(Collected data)
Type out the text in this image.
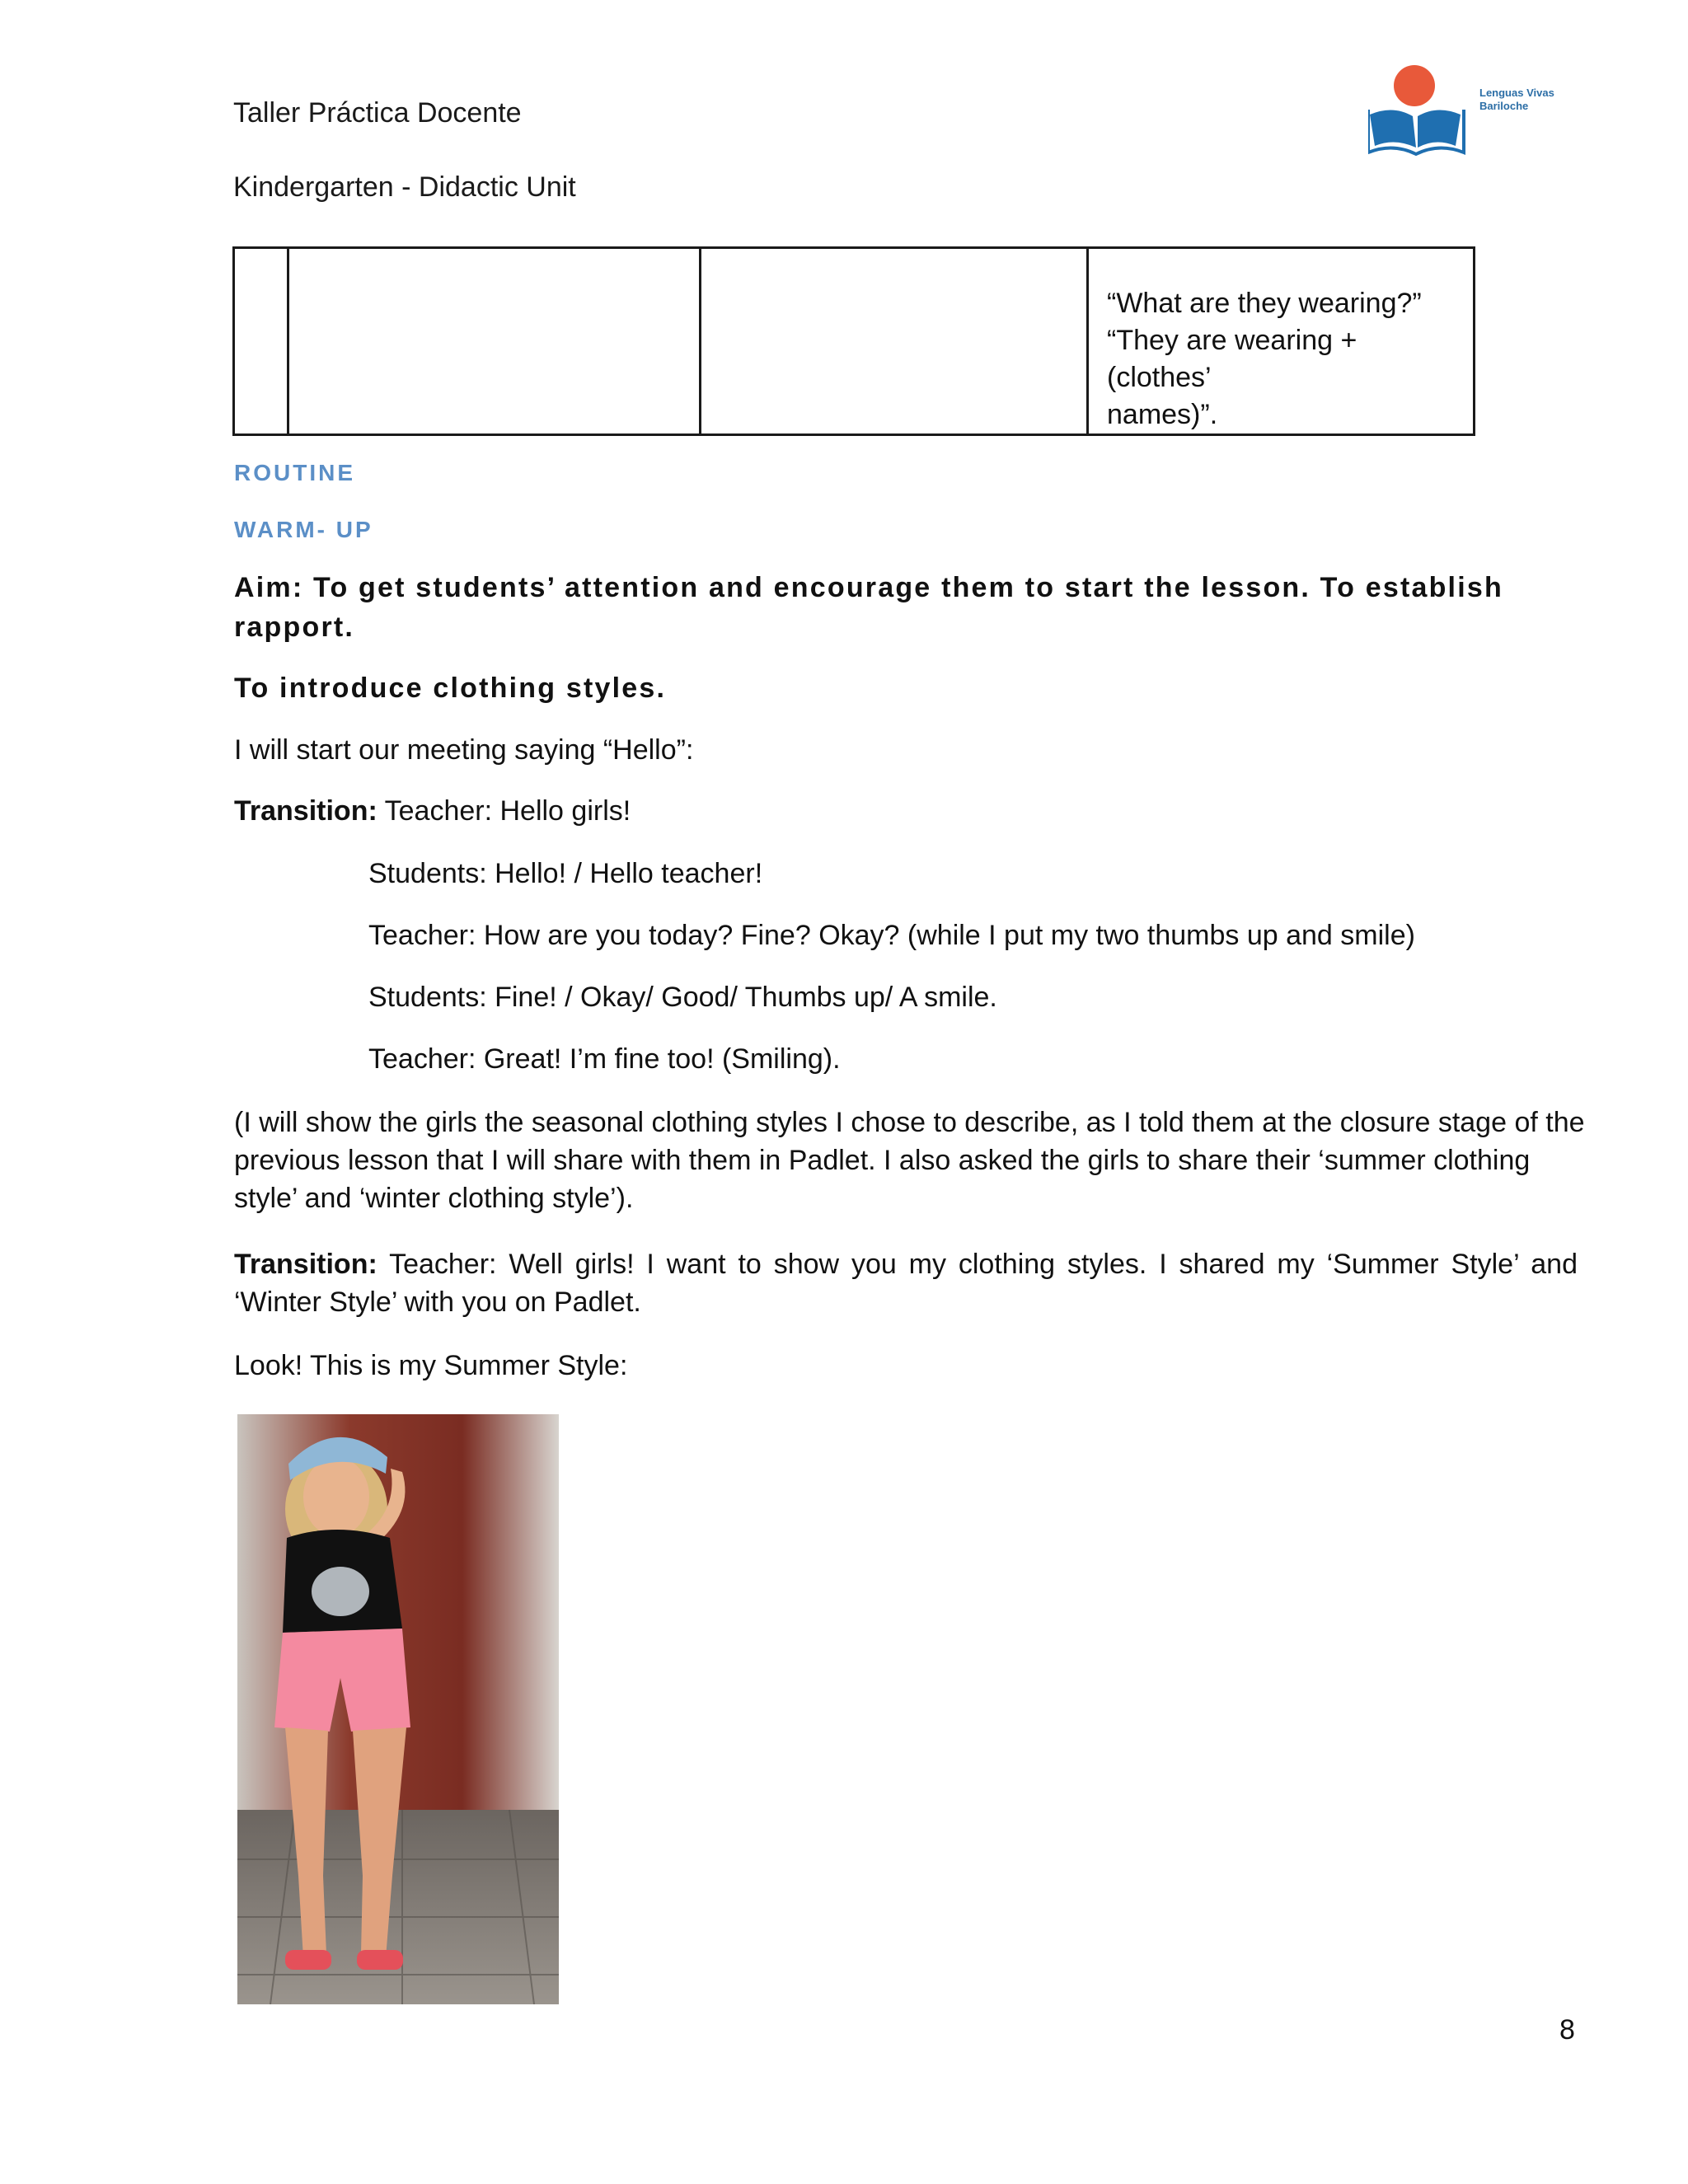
Taller Práctica Docente
Kindergarten - Didactic Unit
Lenguas Vivas
Bariloche

“What are they wearing?”
“They are wearing + (clothes’
names)”.
ROUTINE
WARM- UP
Aim: To get students’ attention and encourage them to start the lesson. To establish rapport.
To introduce clothing styles.
I will start our meeting saying “Hello”:
Transition: Teacher: Hello girls!
Students: Hello! / Hello teacher!
Teacher: How are you today? Fine? Okay? (while I put my two thumbs up and smile)
Students: Fine! / Okay/ Good/ Thumbs up/ A smile.
Teacher: Great! I’m fine too! (Smiling).

(I will show the girls the seasonal clothing styles I chose to describe, as I told them at the closure stage of the

previous lesson that I will share with them in Padlet. I also asked the girls to share their ‘summer clothing

style’ and ‘winter clothing style’).

Transition: Teacher: Well girls! I want to show you my clothing styles. I shared my ‘Summer Style’ and ‘Winter Style’ with you on Padlet.
Look! This is my Summer Style:
8
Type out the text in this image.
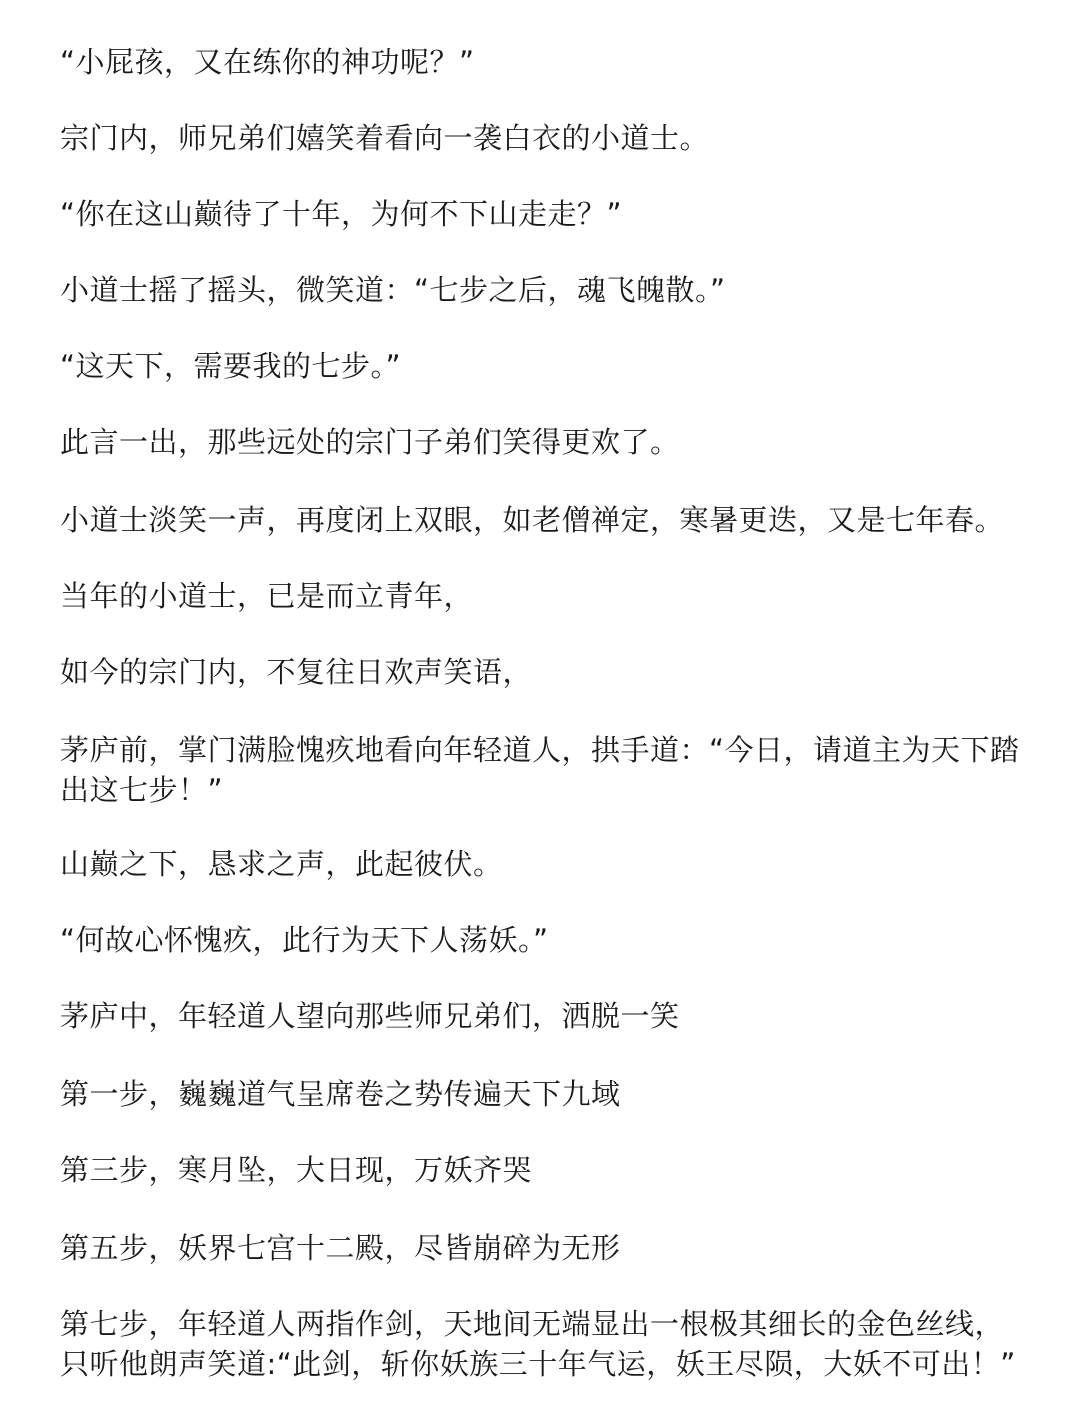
“小屁孩，又在练你的神功呢？”

宗门内，师兄弟们嬉笑着看向一袭白衣的小道士。

“你在这山巅待了十年，为何不下山走走？”

小道士摇了摇头，微笑道：“七步之后，魂飞魄散。”

“这天下，需要我的七步。”

此言一出，那些远处的宗门子弟们笑得更欢了。

小道士淡笑一声，再度闭上双眼，如老僧禅定，寒暑更迭，又是七年春。

当年的小道士，已是而立青年，

如今的宗门内，不复往日欢声笑语，

茅庐前，掌门满脸愧疚地看向年轻道人，拱手道：“今日，请道主为天下踏出这七步！”

山巅之下，恳求之声，此起彼伏。

“何故心怀愧疚，此行为天下人荡妖。”

茅庐中，年轻道人望向那些师兄弟们，洒脱一笑

第一步，巍巍道气呈席卷之势传遍天下九域

第三步，寒月坠，大日现，万妖齐哭

第五步，妖界七宫十二殿，尽皆崩碎为无形

第七步，年轻道人两指作剑，天地间无端显出一根极其细长的金色丝线，只听他朗声笑道:“此剑，斩你妖族三十年气运，妖王尽陨，大妖不可出！”
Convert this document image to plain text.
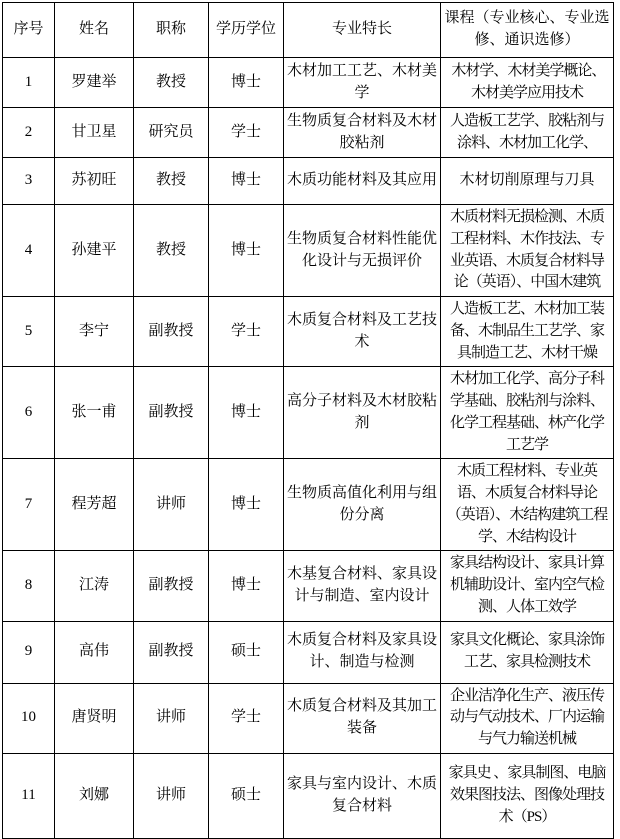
序号	姓名	职称	学历学位	专业特长	课程（专业核心、专业选修、通识选修）
1	罗建举	教授	博士	木材加工工艺、木材美学	木材学、木材美学概论、木材美学应用技术
2	甘卫星	研究员	学士	生物质复合材料及木材胶粘剂	人造板工艺学、胶粘剂与涂料、木材加工化学、
3	苏初旺	教授	博士	木质功能材料及其应用	木材切削原理与刀具
4	孙建平	教授	博士	生物质复合材料性能优化设计与无损评价	木质材料无损检测、木质工程材料、木作技法、专业英语、木质复合材料导论（英语）、中国木建筑
5	李宁	副教授	学士	木质复合材料及工艺技术	人造板工艺、木材加工装备、木制品生工艺学、家具制造工艺、木材干燥
6	张一甫	副教授	博士	高分子材料及木材胶粘剂	木材加工化学、高分子科学基础、胶粘剂与涂料、化学工程基础、林产化学工艺学
7	程芳超	讲师	博士	生物质高值化利用与组份分离	木质工程材料、专业英语、木质复合材料导论（英语）、木结构建筑工程学、木结构设计
8	江涛	副教授	博士	木基复合材料、家具设计与制造、室内设计	家具结构设计、家具计算机辅助设计、室内空气检测、人体工效学
9	高伟	副教授	硕士	木质复合材料及家具设计、制造与检测	家具文化概论、家具涂饰工艺、家具检测技术
10	唐贤明	讲师	学士	木质复合材料及其加工装备	企业洁净化生产、液压传动与气动技术、厂内运输与气力输送机械
11	刘娜	讲师	硕士	家具与室内设计、木质复合材料	家具史 、家具制图、电脑效果图技法、图像处理技术（PS）
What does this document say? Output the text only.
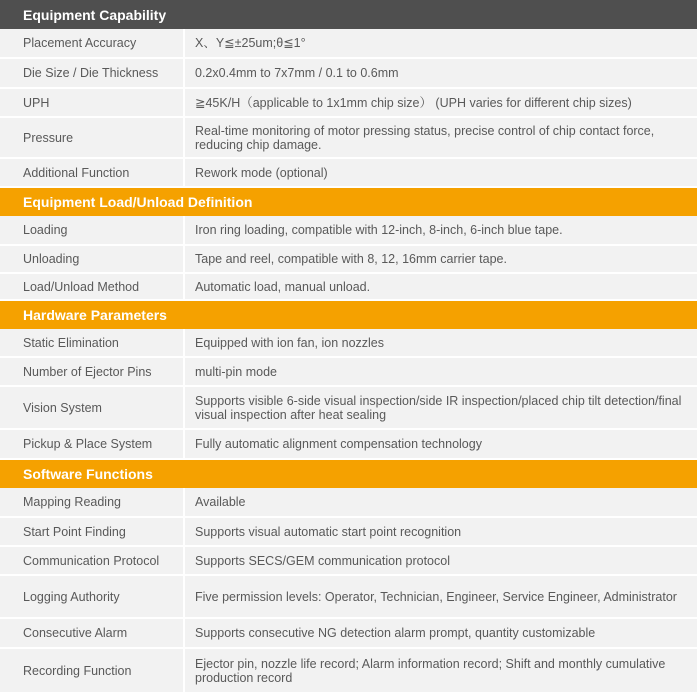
Equipment Capability
Placement Accuracy	X、Y≦±25um;θ≦1°
Die Size / Die Thickness	0.2x0.4mm to 7x7mm / 0.1 to 0.6mm
UPH	≧45K/H（applicable to 1x1mm chip size） (UPH varies for different chip sizes)
Pressure	Real-time monitoring of motor pressing status, precise control of chip contact force, reducing chip damage.
Additional Function	Rework mode (optional)
Equipment Load/Unload Definition
Loading	Iron ring loading, compatible with 12-inch, 8-inch, 6-inch blue tape.
Unloading	Tape and reel, compatible with 8, 12, 16mm carrier tape.
Load/Unload Method	Automatic load, manual unload.
Hardware Parameters
Static Elimination	Equipped with ion fan, ion nozzles
Number of Ejector Pins	multi-pin mode
Vision System	Supports visible 6-side visual inspection/side IR inspection/placed chip tilt detection/final visual inspection after heat sealing
Pickup & Place System	Fully automatic alignment compensation technology
Software Functions
Mapping Reading	Available
Start Point Finding	Supports visual automatic start point recognition
Communication Protocol	Supports SECS/GEM communication protocol
Logging Authority	Five permission levels: Operator, Technician, Engineer, Service Engineer, Administrator
Consecutive Alarm	Supports consecutive NG detection alarm prompt, quantity customizable
Recording Function	Ejector pin, nozzle life record; Alarm information record; Shift and monthly cumulative production record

Exercise prompt »
Tally the lines in these entries that have the string "Padlet" in them, then answer with the count and nothing else.

Answer »
2